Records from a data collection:
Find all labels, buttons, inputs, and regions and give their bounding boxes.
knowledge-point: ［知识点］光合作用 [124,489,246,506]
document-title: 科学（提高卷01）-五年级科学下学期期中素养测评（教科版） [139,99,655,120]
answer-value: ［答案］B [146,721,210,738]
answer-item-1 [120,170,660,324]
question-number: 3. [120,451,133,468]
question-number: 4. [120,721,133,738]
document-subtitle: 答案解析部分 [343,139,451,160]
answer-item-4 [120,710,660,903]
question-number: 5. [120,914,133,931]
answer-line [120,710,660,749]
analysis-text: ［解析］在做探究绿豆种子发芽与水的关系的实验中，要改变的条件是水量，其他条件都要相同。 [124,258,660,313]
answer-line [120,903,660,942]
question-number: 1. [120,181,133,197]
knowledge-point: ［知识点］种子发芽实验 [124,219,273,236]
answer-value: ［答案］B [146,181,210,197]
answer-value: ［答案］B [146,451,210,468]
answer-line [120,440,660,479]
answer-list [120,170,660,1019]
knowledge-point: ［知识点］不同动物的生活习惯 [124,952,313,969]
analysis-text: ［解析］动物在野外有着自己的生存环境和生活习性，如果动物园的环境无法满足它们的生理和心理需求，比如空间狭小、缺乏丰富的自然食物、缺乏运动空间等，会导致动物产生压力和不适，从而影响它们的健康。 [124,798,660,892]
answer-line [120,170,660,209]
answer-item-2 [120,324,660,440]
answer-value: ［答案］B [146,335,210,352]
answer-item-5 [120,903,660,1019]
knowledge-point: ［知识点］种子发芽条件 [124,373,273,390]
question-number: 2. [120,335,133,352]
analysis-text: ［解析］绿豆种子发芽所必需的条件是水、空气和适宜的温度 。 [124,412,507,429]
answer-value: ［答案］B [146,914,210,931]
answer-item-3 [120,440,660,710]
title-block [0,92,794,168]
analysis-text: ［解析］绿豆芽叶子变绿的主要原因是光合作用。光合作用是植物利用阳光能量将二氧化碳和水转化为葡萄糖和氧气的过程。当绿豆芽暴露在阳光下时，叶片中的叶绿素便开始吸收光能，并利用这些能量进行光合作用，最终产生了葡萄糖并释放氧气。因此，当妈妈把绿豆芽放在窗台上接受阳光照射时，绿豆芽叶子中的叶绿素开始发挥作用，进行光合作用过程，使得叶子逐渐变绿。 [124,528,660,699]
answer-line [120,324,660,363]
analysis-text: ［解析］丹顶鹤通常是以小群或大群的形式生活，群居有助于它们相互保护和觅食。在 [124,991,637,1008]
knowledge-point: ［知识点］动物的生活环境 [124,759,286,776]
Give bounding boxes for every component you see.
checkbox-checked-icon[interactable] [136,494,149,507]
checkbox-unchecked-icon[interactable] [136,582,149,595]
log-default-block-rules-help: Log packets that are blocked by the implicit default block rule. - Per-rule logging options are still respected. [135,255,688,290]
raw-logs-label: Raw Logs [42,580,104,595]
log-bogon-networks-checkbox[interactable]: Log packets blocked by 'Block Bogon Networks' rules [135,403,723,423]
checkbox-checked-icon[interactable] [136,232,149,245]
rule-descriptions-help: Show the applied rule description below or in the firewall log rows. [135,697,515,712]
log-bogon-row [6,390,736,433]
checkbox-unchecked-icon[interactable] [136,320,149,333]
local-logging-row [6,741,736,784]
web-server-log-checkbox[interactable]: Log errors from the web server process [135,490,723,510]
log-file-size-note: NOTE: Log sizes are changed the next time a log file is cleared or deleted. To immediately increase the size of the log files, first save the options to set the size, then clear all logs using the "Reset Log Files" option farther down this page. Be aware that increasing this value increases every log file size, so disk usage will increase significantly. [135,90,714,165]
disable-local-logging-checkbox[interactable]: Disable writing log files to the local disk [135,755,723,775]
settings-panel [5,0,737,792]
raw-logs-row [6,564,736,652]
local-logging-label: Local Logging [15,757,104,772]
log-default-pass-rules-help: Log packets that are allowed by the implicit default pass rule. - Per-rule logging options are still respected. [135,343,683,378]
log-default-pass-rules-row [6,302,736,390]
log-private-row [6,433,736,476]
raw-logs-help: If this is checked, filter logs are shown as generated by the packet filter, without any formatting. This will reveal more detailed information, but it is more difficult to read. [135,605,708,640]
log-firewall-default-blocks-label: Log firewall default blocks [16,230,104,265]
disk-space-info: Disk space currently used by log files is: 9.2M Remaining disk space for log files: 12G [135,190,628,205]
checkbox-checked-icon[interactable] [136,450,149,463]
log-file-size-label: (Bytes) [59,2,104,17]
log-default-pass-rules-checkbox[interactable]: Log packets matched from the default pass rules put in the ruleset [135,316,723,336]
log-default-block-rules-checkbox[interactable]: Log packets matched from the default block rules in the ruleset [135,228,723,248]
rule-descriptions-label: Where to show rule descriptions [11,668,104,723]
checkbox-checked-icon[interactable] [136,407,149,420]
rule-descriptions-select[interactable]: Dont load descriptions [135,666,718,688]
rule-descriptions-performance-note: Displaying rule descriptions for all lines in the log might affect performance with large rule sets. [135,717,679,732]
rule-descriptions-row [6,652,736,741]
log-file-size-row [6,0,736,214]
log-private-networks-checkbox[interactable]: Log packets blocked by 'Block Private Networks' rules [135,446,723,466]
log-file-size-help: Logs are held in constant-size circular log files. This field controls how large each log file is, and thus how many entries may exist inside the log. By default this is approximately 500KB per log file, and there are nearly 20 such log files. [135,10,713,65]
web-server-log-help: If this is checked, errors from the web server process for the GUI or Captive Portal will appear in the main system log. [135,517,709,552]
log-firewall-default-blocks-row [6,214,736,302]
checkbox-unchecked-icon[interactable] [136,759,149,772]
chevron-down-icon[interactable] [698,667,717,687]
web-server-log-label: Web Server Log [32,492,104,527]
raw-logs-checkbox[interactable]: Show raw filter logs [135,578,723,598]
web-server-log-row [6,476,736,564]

» Short exercise: Copy out, word for word, the lines of the records starting at the first line and ending at the line containing "answer-line [120,710,660,749]", with both of those lines included.

» Exercise output:
Find all labels, buttons, inputs, and regions and give their bounding boxes.
knowledge-point: ［知识点］光合作用 [124,489,246,506]
document-title: 科学（提高卷01）-五年级科学下学期期中素养测评（教科版） [139,99,655,120]
answer-value: ［答案］B [146,721,210,738]
answer-item-1 [120,170,660,324]
question-number: 3. [120,451,133,468]
question-number: 4. [120,721,133,738]
document-subtitle: 答案解析部分 [343,139,451,160]
answer-item-4 [120,710,660,903]
question-number: 5. [120,914,133,931]
answer-line [120,710,660,749]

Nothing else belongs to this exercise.